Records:
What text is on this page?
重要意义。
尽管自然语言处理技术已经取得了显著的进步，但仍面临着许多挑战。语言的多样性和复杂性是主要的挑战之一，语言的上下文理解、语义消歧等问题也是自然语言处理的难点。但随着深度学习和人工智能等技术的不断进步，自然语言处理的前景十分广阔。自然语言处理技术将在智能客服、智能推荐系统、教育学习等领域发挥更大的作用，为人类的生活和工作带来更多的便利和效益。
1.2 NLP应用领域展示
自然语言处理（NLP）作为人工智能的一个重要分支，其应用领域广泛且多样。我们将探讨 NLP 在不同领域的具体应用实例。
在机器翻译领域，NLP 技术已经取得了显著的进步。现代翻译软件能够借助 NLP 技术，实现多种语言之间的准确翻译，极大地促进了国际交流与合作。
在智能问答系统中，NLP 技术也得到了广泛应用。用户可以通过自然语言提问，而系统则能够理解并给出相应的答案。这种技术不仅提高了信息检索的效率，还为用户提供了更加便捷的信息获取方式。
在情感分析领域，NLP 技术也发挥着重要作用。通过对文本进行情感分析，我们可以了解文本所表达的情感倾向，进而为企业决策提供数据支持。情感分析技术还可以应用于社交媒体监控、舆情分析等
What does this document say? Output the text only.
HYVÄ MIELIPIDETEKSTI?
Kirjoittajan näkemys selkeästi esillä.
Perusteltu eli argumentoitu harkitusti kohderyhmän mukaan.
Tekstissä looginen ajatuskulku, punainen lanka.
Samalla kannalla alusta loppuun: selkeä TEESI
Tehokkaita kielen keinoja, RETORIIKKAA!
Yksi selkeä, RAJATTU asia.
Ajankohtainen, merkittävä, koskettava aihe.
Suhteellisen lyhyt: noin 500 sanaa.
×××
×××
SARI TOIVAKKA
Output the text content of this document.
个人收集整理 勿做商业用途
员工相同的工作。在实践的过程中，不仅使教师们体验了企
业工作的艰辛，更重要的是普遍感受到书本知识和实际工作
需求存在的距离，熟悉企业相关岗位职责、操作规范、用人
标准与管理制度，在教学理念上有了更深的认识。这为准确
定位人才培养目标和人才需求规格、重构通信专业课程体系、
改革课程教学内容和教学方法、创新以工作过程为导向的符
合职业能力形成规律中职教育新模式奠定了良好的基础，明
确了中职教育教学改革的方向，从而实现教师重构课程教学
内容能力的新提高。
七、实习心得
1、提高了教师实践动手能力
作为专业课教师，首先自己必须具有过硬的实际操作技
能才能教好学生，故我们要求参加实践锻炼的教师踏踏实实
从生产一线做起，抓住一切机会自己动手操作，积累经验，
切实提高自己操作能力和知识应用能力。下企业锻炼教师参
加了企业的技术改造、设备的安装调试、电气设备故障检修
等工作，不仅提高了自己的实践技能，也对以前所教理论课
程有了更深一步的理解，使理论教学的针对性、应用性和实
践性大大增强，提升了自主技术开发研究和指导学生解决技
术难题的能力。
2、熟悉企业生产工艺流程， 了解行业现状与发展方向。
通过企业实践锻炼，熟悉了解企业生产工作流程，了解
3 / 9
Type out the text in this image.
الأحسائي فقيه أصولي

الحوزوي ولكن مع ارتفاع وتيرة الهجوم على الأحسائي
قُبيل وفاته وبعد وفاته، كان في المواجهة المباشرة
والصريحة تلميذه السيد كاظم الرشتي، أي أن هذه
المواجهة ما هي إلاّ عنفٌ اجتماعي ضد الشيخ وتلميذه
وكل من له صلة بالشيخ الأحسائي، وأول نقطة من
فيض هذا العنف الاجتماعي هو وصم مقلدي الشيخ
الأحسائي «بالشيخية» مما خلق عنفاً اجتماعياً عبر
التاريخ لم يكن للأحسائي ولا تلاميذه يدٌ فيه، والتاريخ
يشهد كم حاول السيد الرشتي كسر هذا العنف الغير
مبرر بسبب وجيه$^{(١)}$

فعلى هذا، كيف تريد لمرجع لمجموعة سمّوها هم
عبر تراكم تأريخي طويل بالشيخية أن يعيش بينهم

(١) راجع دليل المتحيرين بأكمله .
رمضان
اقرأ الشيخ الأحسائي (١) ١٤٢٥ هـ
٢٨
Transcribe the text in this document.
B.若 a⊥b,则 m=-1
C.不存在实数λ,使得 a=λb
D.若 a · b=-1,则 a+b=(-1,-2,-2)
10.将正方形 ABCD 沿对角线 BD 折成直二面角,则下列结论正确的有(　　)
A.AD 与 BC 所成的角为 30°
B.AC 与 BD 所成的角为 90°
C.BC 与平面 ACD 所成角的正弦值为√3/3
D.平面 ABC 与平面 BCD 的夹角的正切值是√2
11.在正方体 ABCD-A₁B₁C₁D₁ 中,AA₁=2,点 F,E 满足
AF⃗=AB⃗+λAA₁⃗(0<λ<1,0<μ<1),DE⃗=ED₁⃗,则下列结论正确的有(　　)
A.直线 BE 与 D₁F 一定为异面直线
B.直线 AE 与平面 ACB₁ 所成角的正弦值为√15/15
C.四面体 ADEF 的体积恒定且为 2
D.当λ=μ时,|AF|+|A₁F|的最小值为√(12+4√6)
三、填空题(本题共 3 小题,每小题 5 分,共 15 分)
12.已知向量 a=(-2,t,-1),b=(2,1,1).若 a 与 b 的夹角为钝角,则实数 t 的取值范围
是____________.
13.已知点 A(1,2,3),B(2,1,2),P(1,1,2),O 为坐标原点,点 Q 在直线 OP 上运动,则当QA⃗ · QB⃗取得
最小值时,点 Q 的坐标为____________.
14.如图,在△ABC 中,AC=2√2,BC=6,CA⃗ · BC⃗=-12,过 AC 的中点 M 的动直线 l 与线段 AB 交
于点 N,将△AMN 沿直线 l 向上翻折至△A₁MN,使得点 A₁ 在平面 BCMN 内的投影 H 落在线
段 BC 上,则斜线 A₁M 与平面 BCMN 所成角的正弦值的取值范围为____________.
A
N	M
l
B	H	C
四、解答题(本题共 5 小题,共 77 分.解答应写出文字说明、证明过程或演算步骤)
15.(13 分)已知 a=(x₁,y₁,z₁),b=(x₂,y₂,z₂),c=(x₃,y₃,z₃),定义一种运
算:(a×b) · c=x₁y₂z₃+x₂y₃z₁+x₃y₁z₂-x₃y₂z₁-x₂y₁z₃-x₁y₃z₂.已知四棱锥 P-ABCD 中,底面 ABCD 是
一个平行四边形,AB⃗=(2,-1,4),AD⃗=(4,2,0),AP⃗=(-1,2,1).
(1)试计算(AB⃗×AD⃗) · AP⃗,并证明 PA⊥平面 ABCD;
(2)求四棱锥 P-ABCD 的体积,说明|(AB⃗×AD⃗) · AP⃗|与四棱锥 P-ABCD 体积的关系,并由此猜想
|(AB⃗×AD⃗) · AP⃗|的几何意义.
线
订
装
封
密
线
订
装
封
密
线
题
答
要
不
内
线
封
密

### TASK GOAL
Count every line above that holds the word "بالشيخية", and state the number and nothing more.

### TASK OUTPUT
2